## Start RAW DATA

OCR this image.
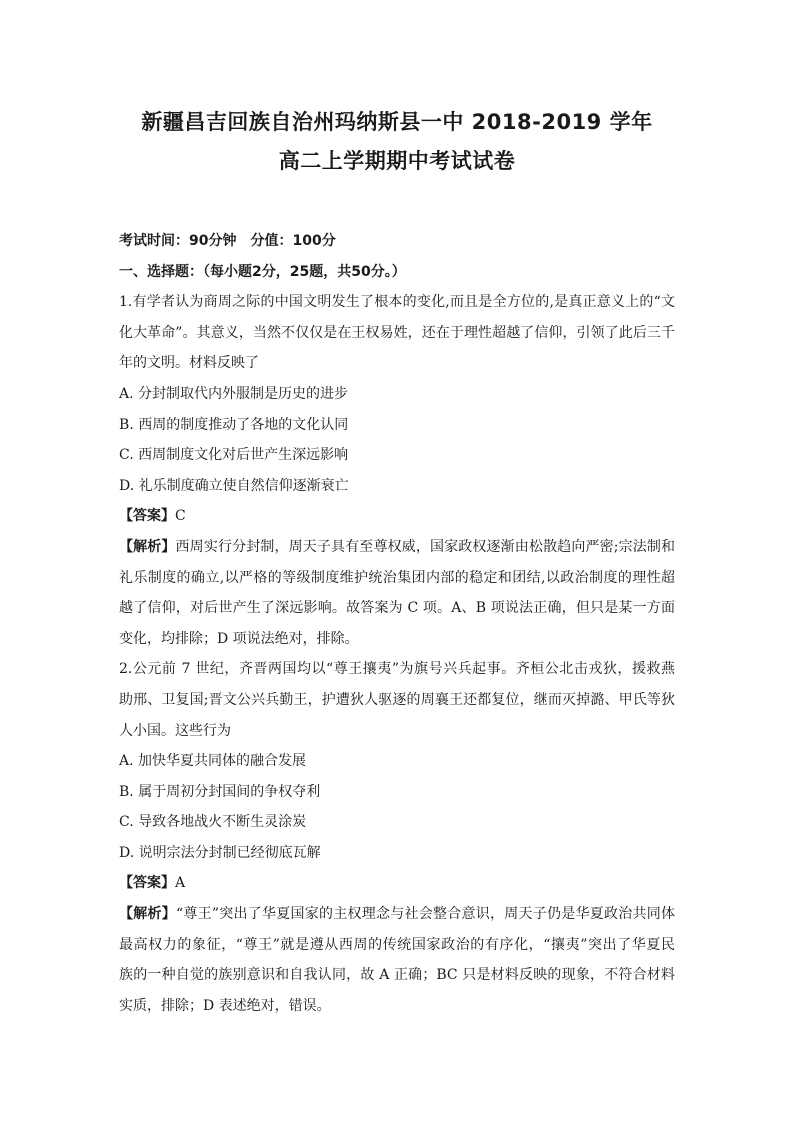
新疆昌吉回族自治州玛纳斯县一中 2018-2019 学年
高二上学期期中考试试卷
考试时间：90分钟　分值：100分
一、选择题：（每小题2分，25题，共50分。）
1.有学者认为商周之际的中国文明发生了根本的变化,而且是全方位的,是真正意义上的“文
化大革命”。其意义，当然不仅仅是在王权易姓，还在于理性超越了信仰，引领了此后三千
年的文明。材料反映了
A. 分封制取代内外服制是历史的进步
B. 西周的制度推动了各地的文化认同
C. 西周制度文化对后世产生深远影响
D. 礼乐制度确立使自然信仰逐渐衰亡
【答案】C
【解析】西周实行分封制，周天子具有至尊权威，国家政权逐渐由松散趋向严密;宗法制和
礼乐制度的确立,以严格的等级制度维护统治集团内部的稳定和团结,以政治制度的理性超
越了信仰，对后世产生了深远影响。故答案为 C 项。A、B 项说法正确，但只是某一方面
变化，均排除；D 项说法绝对，排除。
2.公元前 7 世纪，齐晋两国均以“尊王攘夷”为旗号兴兵起事。齐桓公北击戎狄，援救燕
助邢、卫复国;晋文公兴兵勤王，护遭狄人驱逐的周襄王还都复位，继而灭掉潞、甲氏等狄
人小国。这些行为
A. 加快华夏共同体的融合发展
B. 属于周初分封国间的争权夺利
C. 导致各地战火不断生灵涂炭
D. 说明宗法分封制已经彻底瓦解
【答案】A
【解析】“尊王”突出了华夏国家的主权理念与社会整合意识，周天子仍是华夏政治共同体
最高权力的象征，“尊王”就是遵从西周的传统国家政治的有序化，“攘夷”突出了华夏民
族的一种自觉的族别意识和自我认同，故 A 正确；BC 只是材料反映的现象，不符合材料
实质，排除；D 表述绝对，错误。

## End RAW DATA

Transcribe the complete set of entries verbatim. No pictures belong in the copy.

§ **SOLUTION TO THIS TASK**:
OCR this image.
新疆昌吉回族自治州玛纳斯县一中 2018-2019 学年
高二上学期期中考试试卷
考试时间：90分钟　分值：100分
一、选择题：（每小题2分，25题，共50分。）
1.有学者认为商周之际的中国文明发生了根本的变化,而且是全方位的,是真正意义上的“文
化大革命”。其意义，当然不仅仅是在王权易姓，还在于理性超越了信仰，引领了此后三千
年的文明。材料反映了
A. 分封制取代内外服制是历史的进步
B. 西周的制度推动了各地的文化认同
C. 西周制度文化对后世产生深远影响
D. 礼乐制度确立使自然信仰逐渐衰亡
【答案】C
【解析】西周实行分封制，周天子具有至尊权威，国家政权逐渐由松散趋向严密;宗法制和
礼乐制度的确立,以严格的等级制度维护统治集团内部的稳定和团结,以政治制度的理性超
越了信仰，对后世产生了深远影响。故答案为 C 项。A、B 项说法正确，但只是某一方面
变化，均排除；D 项说法绝对，排除。
2.公元前 7 世纪，齐晋两国均以“尊王攘夷”为旗号兴兵起事。齐桓公北击戎狄，援救燕
助邢、卫复国;晋文公兴兵勤王，护遭狄人驱逐的周襄王还都复位，继而灭掉潞、甲氏等狄
人小国。这些行为
A. 加快华夏共同体的融合发展
B. 属于周初分封国间的争权夺利
C. 导致各地战火不断生灵涂炭
D. 说明宗法分封制已经彻底瓦解
【答案】A
【解析】“尊王”突出了华夏国家的主权理念与社会整合意识，周天子仍是华夏政治共同体
最高权力的象征，“尊王”就是遵从西周的传统国家政治的有序化，“攘夷”突出了华夏民
族的一种自觉的族别意识和自我认同，故 A 正确；BC 只是材料反映的现象，不符合材料
实质，排除；D 表述绝对，错误。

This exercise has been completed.